→ **Instruction**
Where a line of the material contains the string "text", copy that line.

%%

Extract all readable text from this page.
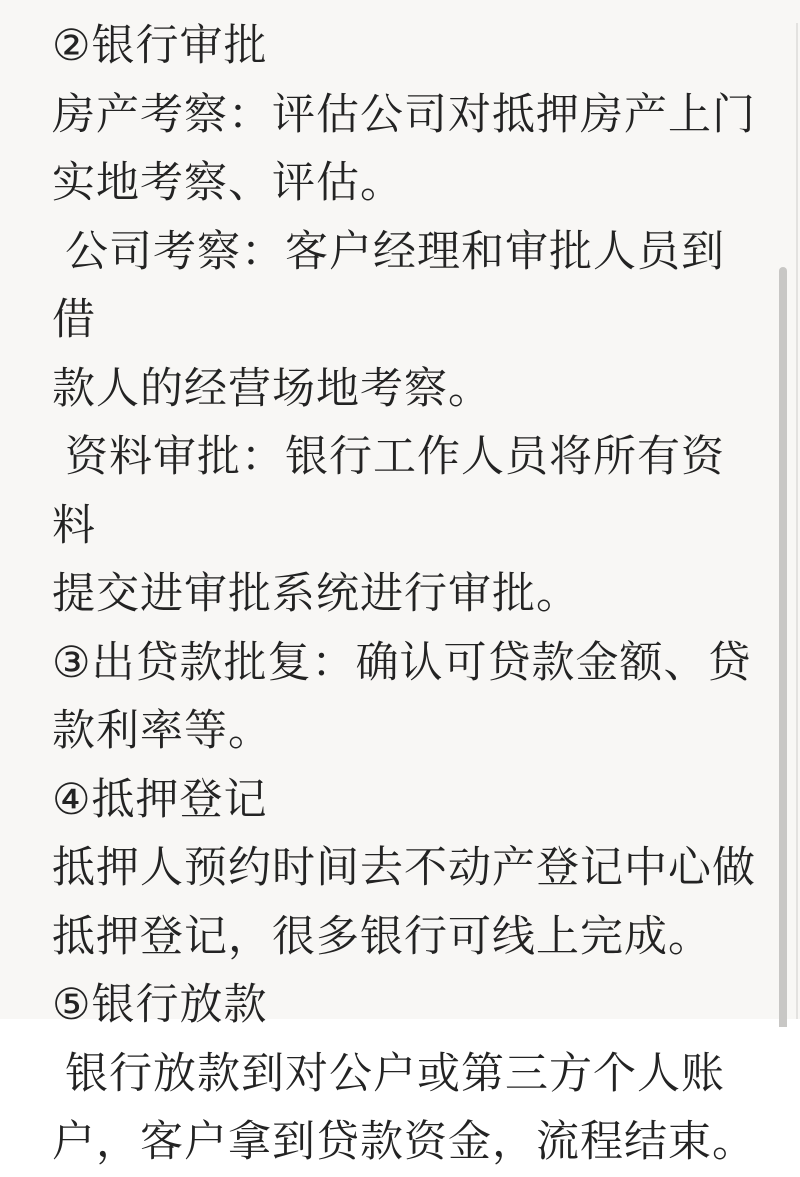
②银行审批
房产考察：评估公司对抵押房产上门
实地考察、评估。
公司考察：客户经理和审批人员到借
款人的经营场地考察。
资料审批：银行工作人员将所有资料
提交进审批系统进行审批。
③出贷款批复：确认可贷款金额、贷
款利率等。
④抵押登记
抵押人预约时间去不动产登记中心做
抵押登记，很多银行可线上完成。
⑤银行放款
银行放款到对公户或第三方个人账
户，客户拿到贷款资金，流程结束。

%%
%%

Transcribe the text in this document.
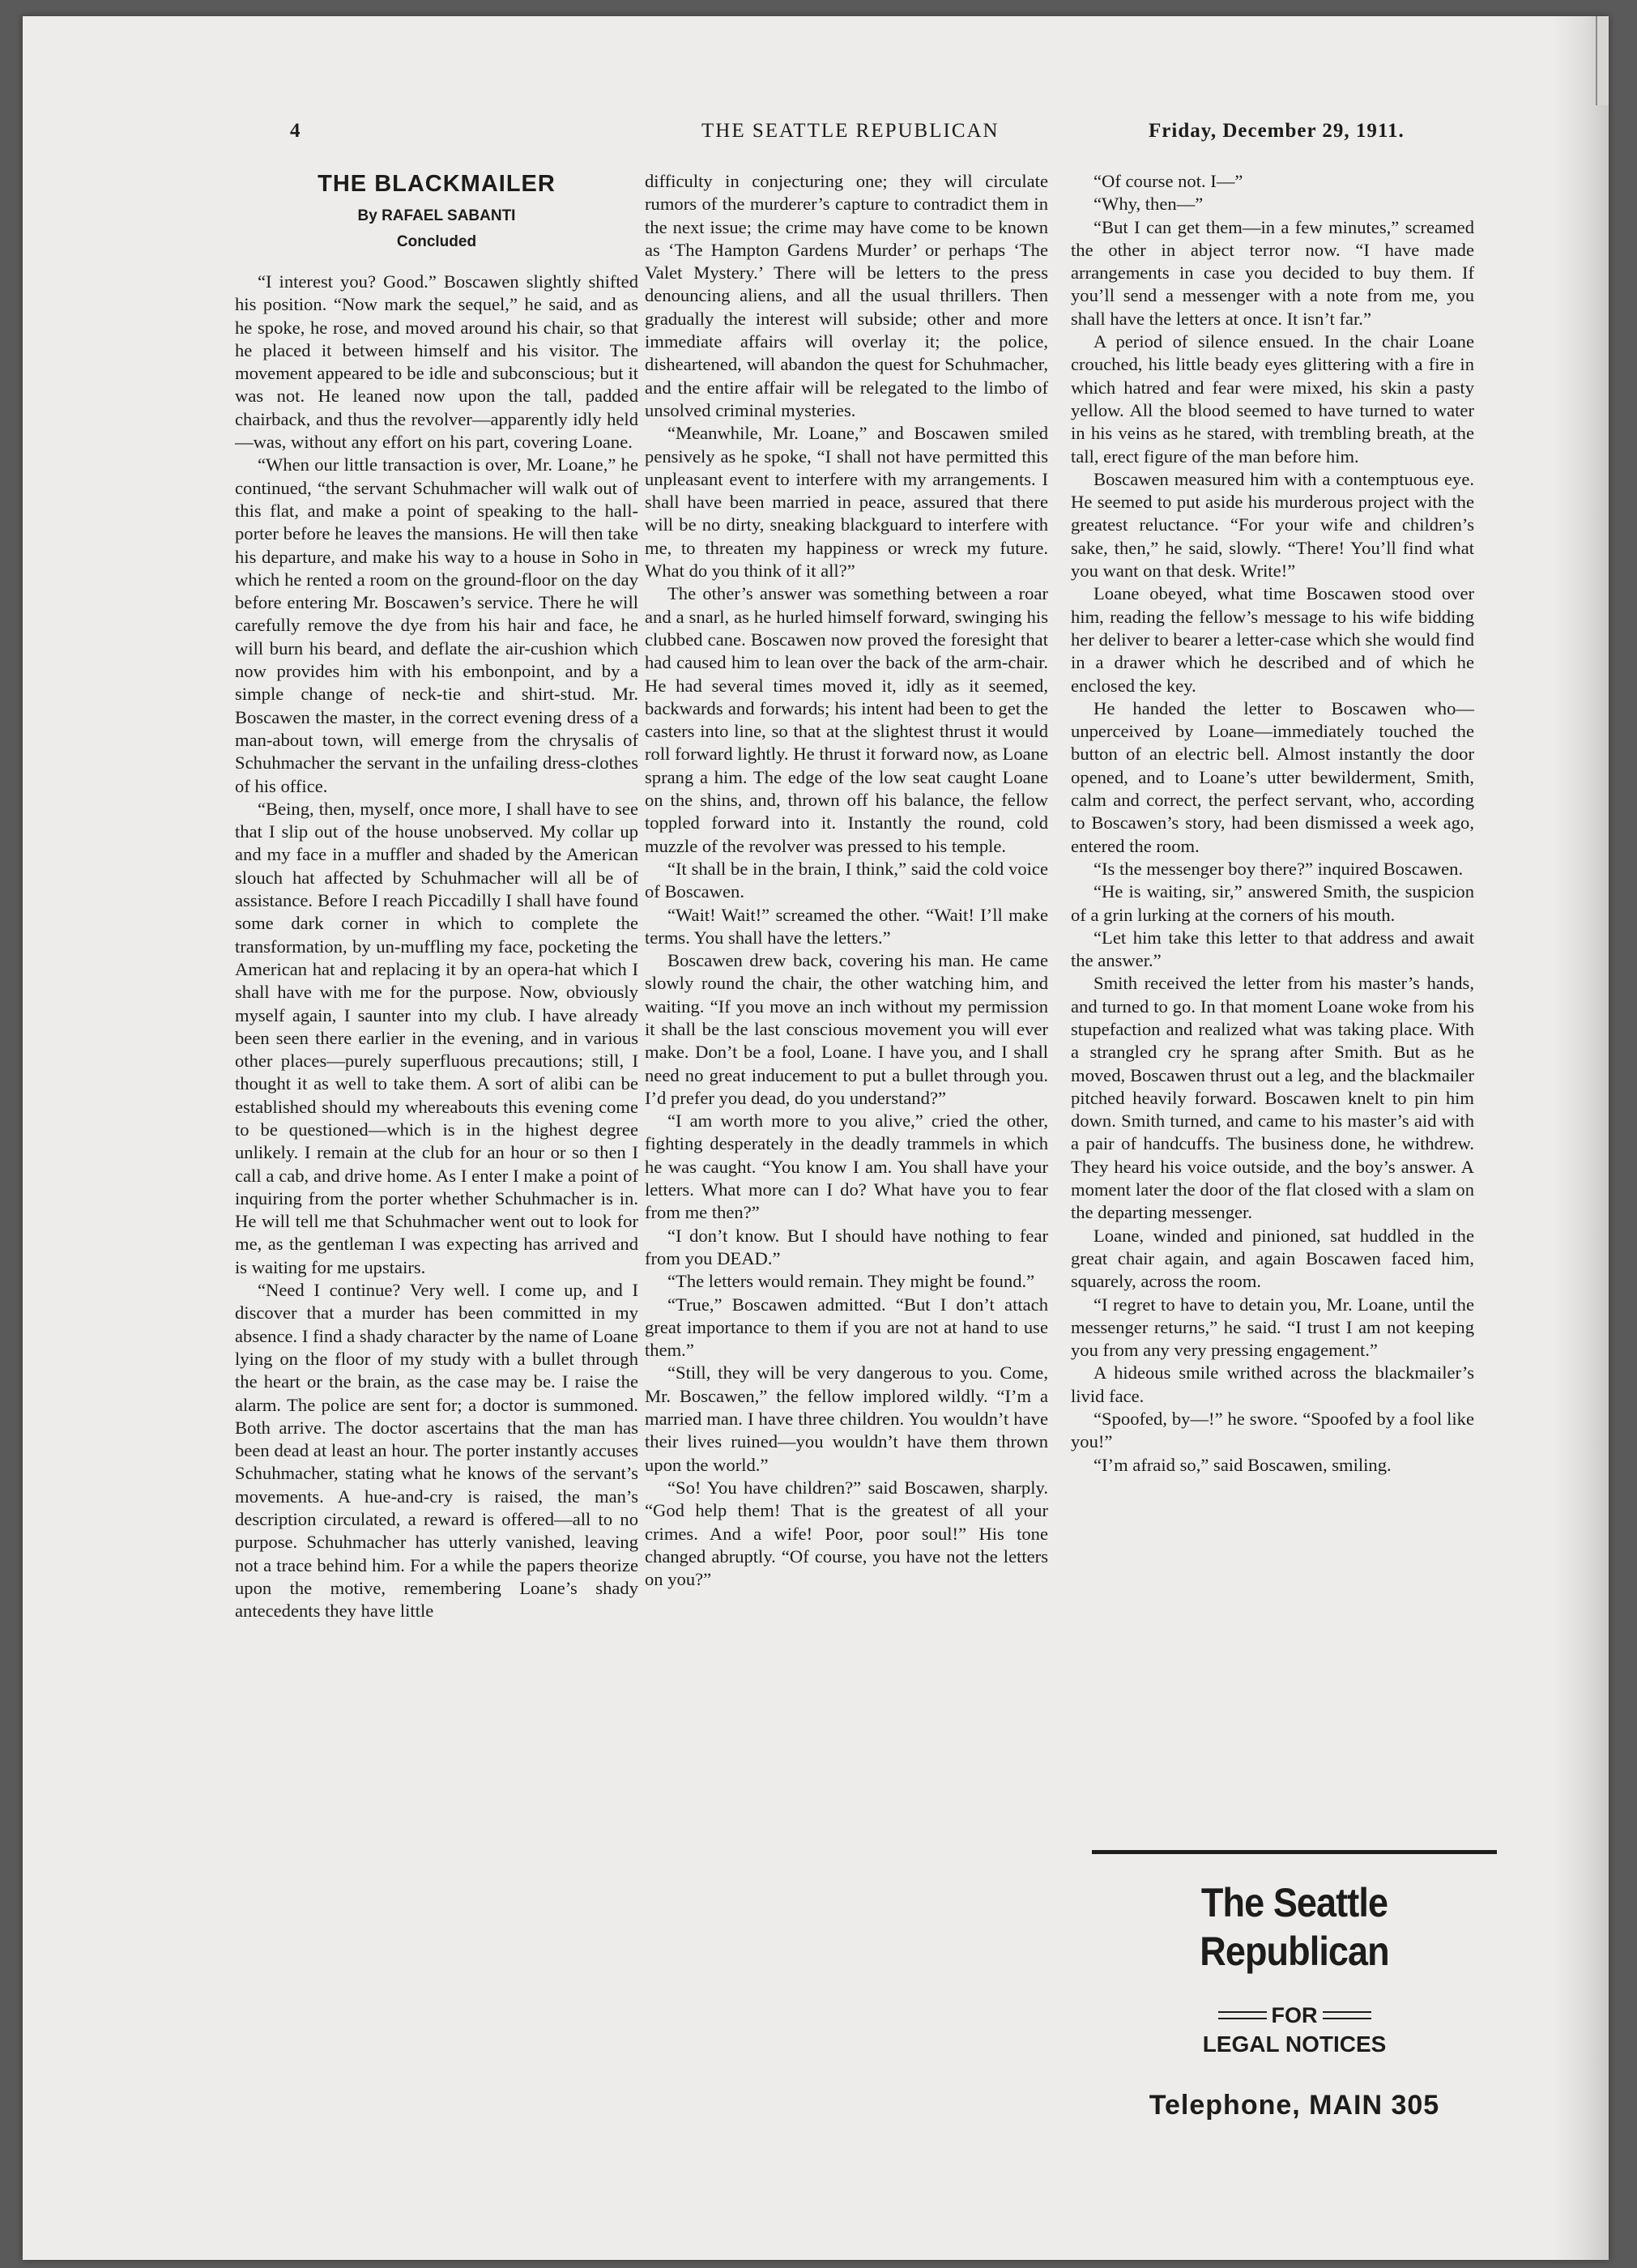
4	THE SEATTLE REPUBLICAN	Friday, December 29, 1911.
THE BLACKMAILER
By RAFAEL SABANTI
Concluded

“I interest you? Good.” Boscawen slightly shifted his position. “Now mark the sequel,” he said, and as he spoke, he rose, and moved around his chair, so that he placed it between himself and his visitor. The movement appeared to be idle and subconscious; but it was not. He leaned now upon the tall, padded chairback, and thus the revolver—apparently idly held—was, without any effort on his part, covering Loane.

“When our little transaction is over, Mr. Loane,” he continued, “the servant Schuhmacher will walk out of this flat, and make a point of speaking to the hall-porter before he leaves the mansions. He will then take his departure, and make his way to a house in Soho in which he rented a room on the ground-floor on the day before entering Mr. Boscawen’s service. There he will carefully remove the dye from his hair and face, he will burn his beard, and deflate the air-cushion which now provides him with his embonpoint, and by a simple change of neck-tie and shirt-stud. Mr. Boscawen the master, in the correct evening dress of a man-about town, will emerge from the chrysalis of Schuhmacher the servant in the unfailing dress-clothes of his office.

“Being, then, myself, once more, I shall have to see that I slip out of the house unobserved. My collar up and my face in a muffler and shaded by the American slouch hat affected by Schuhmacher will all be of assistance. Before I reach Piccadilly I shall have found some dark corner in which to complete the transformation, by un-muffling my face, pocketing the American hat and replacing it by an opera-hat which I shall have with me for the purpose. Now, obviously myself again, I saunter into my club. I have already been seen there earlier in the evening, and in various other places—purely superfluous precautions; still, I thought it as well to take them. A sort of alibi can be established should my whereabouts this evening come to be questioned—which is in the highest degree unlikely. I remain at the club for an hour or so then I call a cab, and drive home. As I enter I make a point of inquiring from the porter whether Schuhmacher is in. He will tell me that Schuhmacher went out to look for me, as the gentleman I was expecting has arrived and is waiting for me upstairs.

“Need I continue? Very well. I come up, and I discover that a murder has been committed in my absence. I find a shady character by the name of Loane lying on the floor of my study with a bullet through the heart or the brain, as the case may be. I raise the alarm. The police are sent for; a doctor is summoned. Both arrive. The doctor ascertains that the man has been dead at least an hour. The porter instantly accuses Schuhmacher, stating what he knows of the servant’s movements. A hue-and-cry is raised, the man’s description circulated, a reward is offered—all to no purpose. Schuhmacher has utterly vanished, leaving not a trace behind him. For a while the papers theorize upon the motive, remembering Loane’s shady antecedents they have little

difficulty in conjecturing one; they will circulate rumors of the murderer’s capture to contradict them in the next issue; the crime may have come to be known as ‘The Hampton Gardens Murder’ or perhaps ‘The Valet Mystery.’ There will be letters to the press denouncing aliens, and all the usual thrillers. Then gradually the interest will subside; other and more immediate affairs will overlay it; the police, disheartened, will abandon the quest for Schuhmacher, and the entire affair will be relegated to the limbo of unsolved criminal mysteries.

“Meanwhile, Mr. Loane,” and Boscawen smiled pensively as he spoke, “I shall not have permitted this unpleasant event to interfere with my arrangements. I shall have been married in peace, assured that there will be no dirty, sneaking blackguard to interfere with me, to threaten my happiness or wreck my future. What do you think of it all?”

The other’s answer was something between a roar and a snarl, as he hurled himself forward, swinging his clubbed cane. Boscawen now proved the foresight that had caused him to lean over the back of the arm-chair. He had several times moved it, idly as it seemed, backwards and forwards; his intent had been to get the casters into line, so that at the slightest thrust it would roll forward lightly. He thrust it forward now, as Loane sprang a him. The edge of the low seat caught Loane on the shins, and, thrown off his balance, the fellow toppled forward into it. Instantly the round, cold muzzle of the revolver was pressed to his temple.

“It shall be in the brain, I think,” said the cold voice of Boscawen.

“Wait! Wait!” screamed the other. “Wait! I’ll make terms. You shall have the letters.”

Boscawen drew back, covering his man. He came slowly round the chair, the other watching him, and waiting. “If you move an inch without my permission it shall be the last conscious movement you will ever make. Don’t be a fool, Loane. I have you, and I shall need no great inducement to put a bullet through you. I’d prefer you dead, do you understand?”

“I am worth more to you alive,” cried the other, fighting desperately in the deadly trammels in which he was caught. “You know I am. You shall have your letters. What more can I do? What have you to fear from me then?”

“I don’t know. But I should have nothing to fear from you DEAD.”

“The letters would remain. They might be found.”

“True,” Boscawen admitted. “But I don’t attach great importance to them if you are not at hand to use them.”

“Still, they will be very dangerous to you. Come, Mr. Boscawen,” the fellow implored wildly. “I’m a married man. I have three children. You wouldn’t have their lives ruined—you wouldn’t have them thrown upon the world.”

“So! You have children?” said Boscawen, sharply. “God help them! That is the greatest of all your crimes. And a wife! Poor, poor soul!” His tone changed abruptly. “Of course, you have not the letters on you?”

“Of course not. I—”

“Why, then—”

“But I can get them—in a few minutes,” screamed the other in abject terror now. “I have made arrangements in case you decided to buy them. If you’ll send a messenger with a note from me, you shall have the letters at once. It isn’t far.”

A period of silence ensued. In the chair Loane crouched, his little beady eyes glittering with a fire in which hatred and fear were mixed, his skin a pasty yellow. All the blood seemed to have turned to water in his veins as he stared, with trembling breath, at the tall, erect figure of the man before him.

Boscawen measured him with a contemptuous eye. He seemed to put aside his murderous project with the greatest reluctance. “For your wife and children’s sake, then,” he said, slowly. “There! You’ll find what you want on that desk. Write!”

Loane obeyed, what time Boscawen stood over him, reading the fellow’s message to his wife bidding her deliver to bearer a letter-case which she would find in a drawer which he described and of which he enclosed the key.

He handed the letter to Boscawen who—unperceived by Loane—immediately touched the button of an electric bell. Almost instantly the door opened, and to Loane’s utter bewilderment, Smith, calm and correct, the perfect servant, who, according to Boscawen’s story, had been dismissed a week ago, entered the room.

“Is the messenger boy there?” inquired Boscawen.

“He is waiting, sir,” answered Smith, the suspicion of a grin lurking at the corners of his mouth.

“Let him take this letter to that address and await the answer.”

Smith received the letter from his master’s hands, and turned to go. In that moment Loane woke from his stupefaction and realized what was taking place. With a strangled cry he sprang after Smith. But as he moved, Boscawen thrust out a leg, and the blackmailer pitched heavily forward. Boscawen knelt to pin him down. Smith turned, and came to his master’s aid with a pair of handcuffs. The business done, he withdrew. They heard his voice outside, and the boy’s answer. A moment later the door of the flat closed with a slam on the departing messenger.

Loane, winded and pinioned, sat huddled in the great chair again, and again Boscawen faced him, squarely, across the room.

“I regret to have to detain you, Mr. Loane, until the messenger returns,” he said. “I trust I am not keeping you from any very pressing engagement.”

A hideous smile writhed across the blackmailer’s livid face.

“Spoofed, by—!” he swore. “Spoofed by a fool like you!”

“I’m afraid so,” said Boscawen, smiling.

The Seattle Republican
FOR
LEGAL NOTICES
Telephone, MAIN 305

%%

→ **Answer in full**
Extract all readable text from this page.
Transcribe the text in this document.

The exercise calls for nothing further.